■ **Aim**
Identify each line holding the string "from" and copy it.

■ **Data entries**

☆ ☆ ☆ ☆ ☆ ☆ ☆

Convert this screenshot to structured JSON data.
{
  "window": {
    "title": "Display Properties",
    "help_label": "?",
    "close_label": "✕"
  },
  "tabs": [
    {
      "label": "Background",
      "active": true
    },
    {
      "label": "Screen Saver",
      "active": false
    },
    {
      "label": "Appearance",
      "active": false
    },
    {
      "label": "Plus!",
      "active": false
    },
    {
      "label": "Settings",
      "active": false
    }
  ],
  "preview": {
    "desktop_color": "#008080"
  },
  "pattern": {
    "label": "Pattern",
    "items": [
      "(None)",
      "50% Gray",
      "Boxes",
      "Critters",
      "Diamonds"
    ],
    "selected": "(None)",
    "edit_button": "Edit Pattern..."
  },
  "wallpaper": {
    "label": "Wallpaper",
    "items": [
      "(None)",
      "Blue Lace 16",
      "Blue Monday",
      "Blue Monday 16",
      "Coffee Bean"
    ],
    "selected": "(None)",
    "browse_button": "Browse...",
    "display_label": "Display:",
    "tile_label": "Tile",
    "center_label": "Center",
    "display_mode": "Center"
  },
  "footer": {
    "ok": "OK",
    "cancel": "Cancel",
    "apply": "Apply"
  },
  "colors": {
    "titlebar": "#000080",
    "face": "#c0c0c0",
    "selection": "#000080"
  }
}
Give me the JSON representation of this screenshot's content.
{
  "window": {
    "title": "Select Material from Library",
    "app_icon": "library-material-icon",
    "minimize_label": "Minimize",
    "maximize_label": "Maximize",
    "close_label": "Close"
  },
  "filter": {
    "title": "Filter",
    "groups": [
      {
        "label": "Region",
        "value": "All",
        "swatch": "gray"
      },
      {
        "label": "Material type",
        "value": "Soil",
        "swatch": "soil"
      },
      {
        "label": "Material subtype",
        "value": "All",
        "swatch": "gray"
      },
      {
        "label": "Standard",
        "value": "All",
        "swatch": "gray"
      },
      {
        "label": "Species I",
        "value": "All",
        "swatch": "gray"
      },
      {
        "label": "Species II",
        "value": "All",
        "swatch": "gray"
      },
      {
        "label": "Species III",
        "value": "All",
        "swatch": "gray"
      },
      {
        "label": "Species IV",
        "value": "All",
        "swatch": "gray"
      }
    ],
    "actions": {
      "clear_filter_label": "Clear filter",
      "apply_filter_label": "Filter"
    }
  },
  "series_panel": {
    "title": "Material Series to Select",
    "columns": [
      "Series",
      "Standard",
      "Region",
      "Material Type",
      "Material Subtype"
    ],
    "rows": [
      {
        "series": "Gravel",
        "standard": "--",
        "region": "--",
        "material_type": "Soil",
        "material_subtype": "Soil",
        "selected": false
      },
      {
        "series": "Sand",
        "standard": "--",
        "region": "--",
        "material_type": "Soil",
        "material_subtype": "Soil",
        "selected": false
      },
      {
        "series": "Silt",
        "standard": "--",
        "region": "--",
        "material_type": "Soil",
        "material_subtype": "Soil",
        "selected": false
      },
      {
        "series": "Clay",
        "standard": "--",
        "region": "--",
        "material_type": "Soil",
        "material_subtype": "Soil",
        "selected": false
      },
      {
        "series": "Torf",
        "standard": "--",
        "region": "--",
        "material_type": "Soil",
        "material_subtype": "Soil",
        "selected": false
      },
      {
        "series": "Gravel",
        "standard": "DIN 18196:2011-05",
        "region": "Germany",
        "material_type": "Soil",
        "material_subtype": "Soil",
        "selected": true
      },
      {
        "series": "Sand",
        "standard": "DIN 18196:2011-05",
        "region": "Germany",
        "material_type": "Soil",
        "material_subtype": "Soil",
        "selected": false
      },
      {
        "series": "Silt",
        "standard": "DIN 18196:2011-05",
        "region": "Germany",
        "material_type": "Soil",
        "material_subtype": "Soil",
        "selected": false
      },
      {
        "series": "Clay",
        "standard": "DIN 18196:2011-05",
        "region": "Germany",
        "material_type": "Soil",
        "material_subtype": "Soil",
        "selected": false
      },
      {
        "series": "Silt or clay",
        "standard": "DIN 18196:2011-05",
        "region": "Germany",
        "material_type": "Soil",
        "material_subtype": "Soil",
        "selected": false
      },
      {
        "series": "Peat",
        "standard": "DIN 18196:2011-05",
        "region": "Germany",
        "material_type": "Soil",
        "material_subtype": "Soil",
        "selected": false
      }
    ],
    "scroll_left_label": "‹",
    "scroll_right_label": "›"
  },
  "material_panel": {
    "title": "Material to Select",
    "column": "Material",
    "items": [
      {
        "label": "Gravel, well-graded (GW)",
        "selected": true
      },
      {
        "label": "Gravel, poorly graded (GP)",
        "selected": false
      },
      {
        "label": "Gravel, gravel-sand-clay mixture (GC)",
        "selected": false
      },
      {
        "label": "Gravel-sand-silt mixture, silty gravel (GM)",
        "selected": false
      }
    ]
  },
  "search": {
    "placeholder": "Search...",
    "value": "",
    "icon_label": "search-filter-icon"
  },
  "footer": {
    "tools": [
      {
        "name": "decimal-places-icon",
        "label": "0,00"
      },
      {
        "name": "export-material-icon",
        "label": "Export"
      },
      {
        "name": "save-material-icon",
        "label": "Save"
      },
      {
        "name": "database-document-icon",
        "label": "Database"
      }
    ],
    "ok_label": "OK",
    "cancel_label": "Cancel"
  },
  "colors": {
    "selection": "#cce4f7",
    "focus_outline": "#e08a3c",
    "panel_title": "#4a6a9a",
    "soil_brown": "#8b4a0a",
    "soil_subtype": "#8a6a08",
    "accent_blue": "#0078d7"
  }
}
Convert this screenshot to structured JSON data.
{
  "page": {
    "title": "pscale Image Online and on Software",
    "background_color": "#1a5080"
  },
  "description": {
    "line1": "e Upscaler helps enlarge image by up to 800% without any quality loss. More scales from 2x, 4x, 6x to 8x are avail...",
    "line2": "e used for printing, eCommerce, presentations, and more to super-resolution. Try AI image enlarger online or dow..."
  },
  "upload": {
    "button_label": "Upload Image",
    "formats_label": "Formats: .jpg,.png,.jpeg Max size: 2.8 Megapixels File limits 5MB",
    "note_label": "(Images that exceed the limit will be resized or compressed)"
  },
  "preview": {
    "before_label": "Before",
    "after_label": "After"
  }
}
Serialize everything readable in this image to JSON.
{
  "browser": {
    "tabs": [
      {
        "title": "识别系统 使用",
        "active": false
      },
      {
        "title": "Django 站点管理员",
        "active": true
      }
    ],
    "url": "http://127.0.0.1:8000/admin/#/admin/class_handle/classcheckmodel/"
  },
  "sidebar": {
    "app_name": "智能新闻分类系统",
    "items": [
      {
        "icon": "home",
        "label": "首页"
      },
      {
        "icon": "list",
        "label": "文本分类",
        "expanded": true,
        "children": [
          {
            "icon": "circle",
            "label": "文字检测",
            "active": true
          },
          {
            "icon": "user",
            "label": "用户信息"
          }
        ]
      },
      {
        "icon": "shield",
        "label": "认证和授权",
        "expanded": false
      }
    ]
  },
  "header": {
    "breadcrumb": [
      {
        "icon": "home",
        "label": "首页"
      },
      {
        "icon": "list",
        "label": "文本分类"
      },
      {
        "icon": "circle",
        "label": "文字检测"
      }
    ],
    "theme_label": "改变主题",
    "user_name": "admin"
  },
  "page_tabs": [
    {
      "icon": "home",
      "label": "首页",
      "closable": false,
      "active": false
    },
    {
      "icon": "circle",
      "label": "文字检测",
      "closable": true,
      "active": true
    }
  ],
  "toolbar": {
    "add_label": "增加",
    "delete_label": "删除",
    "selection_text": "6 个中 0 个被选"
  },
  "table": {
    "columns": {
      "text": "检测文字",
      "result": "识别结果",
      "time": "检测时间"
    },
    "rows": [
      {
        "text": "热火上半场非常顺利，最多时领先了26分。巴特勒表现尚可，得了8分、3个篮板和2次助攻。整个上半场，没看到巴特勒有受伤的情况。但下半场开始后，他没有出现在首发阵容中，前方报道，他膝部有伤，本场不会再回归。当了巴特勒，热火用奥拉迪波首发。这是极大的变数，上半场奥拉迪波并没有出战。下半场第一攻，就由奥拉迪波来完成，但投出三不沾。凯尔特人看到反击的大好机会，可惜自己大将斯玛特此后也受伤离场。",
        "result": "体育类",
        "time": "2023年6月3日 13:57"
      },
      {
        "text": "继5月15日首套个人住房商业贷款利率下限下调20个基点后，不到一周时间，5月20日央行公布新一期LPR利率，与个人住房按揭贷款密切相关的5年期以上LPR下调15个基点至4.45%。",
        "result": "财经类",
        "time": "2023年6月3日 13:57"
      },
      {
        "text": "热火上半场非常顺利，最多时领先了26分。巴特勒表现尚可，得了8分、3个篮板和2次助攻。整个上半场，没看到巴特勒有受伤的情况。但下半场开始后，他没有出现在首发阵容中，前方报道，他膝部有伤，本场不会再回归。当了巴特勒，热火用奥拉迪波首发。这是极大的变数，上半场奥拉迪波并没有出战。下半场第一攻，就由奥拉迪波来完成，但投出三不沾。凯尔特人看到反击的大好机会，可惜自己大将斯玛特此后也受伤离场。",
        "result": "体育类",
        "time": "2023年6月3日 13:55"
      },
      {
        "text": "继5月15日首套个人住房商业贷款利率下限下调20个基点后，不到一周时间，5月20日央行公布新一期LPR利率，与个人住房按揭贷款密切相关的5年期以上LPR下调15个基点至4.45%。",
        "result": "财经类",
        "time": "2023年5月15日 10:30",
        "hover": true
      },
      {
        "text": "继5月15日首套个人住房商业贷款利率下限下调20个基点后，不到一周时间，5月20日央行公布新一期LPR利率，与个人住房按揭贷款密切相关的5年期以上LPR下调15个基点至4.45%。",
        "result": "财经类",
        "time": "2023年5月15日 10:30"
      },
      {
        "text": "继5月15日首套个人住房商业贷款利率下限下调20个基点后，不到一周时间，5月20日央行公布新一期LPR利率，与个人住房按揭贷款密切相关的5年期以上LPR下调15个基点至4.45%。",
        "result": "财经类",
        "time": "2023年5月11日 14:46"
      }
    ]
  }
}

☆ ☆ ☆ ☆ ☆ ☆ ☆

■ **Response below**
    "title": "Select Material from Library",
    "line1": "e Upscaler helps enlarge image by up to 800% without any quality loss. More scales from 2x, 4x, 6x to 8x are avail...",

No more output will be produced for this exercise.